__WORK REQUIRED__.
Retype all of the data. Every line must match exactly.

(Stored data entries)
##############################

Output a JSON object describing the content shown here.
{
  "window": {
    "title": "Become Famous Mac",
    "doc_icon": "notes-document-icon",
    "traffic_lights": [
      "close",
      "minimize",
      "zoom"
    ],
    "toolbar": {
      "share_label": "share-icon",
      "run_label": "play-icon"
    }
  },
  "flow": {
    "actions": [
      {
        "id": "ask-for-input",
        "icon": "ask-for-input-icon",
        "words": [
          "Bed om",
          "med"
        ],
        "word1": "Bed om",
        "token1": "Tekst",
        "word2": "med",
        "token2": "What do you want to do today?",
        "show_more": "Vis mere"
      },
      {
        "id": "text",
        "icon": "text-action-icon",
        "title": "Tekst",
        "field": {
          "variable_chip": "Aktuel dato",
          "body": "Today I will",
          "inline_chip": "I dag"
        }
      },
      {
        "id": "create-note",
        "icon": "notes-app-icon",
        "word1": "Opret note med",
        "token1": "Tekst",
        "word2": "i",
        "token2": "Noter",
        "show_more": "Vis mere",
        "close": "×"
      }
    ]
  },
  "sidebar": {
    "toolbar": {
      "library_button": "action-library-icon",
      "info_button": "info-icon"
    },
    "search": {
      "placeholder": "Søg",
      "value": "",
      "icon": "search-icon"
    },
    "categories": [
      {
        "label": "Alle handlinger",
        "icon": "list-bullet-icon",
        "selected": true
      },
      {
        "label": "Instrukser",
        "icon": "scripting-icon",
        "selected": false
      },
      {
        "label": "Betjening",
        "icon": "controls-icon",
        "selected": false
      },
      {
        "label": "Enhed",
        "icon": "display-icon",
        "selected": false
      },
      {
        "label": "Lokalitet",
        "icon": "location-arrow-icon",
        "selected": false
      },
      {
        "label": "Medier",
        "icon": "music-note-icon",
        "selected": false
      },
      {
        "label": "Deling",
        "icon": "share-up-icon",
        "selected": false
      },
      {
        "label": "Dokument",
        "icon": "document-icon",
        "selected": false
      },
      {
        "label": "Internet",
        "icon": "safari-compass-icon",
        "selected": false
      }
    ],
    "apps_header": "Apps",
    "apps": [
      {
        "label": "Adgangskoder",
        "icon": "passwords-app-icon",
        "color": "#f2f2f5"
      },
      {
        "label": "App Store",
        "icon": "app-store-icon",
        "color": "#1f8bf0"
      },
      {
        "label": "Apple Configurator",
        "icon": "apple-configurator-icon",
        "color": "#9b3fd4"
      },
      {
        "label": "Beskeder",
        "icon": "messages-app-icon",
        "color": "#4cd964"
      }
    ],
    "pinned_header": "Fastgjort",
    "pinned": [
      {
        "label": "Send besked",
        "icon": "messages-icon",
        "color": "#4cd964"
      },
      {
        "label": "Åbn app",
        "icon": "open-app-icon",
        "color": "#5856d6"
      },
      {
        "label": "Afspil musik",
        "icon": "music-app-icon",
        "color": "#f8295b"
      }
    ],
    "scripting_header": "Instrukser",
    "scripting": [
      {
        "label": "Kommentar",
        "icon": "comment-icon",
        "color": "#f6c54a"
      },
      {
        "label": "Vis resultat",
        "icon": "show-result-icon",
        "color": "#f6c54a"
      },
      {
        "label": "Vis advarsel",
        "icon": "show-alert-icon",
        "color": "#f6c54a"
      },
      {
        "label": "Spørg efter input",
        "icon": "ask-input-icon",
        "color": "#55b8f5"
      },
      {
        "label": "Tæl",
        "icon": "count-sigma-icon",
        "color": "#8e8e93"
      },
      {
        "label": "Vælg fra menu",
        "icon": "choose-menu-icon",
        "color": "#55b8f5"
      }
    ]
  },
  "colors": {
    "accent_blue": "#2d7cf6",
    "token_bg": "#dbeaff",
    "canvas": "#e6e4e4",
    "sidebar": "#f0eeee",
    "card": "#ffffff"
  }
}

##############################

__COMPLETE ANSWER__.
Output a JSON object describing the content shown here.
{
  "window": {
    "title": "Become Famous Mac",
    "doc_icon": "notes-document-icon",
    "traffic_lights": [
      "close",
      "minimize",
      "zoom"
    ],
    "toolbar": {
      "share_label": "share-icon",
      "run_label": "play-icon"
    }
  },
  "flow": {
    "actions": [
      {
        "id": "ask-for-input",
        "icon": "ask-for-input-icon",
        "words": [
          "Bed om",
          "med"
        ],
        "word1": "Bed om",
        "token1": "Tekst",
        "word2": "med",
        "token2": "What do you want to do today?",
        "show_more": "Vis mere"
      },
      {
        "id": "text",
        "icon": "text-action-icon",
        "title": "Tekst",
        "field": {
          "variable_chip": "Aktuel dato",
          "body": "Today I will",
          "inline_chip": "I dag"
        }
      },
      {
        "id": "create-note",
        "icon": "notes-app-icon",
        "word1": "Opret note med",
        "token1": "Tekst",
        "word2": "i",
        "token2": "Noter",
        "show_more": "Vis mere",
        "close": "×"
      }
    ]
  },
  "sidebar": {
    "toolbar": {
      "library_button": "action-library-icon",
      "info_button": "info-icon"
    },
    "search": {
      "placeholder": "Søg",
      "value": "",
      "icon": "search-icon"
    },
    "categories": [
      {
        "label": "Alle handlinger",
        "icon": "list-bullet-icon",
        "selected": true
      },
      {
        "label": "Instrukser",
        "icon": "scripting-icon",
        "selected": false
      },
      {
        "label": "Betjening",
        "icon": "controls-icon",
        "selected": false
      },
      {
        "label": "Enhed",
        "icon": "display-icon",
        "selected": false
      },
      {
        "label": "Lokalitet",
        "icon": "location-arrow-icon",
        "selected": false
      },
      {
        "label": "Medier",
        "icon": "music-note-icon",
        "selected": false
      },
      {
        "label": "Deling",
        "icon": "share-up-icon",
        "selected": false
      },
      {
        "label": "Dokument",
        "icon": "document-icon",
        "selected": false
      },
      {
        "label": "Internet",
        "icon": "safari-compass-icon",
        "selected": false
      }
    ],
    "apps_header": "Apps",
    "apps": [
      {
        "label": "Adgangskoder",
        "icon": "passwords-app-icon",
        "color": "#f2f2f5"
      },
      {
        "label": "App Store",
        "icon": "app-store-icon",
        "color": "#1f8bf0"
      },
      {
        "label": "Apple Configurator",
        "icon": "apple-configurator-icon",
        "color": "#9b3fd4"
      },
      {
        "label": "Beskeder",
        "icon": "messages-app-icon",
        "color": "#4cd964"
      }
    ],
    "pinned_header": "Fastgjort",
    "pinned": [
      {
        "label": "Send besked",
        "icon": "messages-icon",
        "color": "#4cd964"
      },
      {
        "label": "Åbn app",
        "icon": "open-app-icon",
        "color": "#5856d6"
      },
      {
        "label": "Afspil musik",
        "icon": "music-app-icon",
        "color": "#f8295b"
      }
    ],
    "scripting_header": "Instrukser",
    "scripting": [
      {
        "label": "Kommentar",
        "icon": "comment-icon",
        "color": "#f6c54a"
      },
      {
        "label": "Vis resultat",
        "icon": "show-result-icon",
        "color": "#f6c54a"
      },
      {
        "label": "Vis advarsel",
        "icon": "show-alert-icon",
        "color": "#f6c54a"
      },
      {
        "label": "Spørg efter input",
        "icon": "ask-input-icon",
        "color": "#55b8f5"
      },
      {
        "label": "Tæl",
        "icon": "count-sigma-icon",
        "color": "#8e8e93"
      },
      {
        "label": "Vælg fra menu",
        "icon": "choose-menu-icon",
        "color": "#55b8f5"
      }
    ]
  },
  "colors": {
    "accent_blue": "#2d7cf6",
    "token_bg": "#dbeaff",
    "canvas": "#e6e4e4",
    "sidebar": "#f0eeee",
    "card": "#ffffff"
  }
}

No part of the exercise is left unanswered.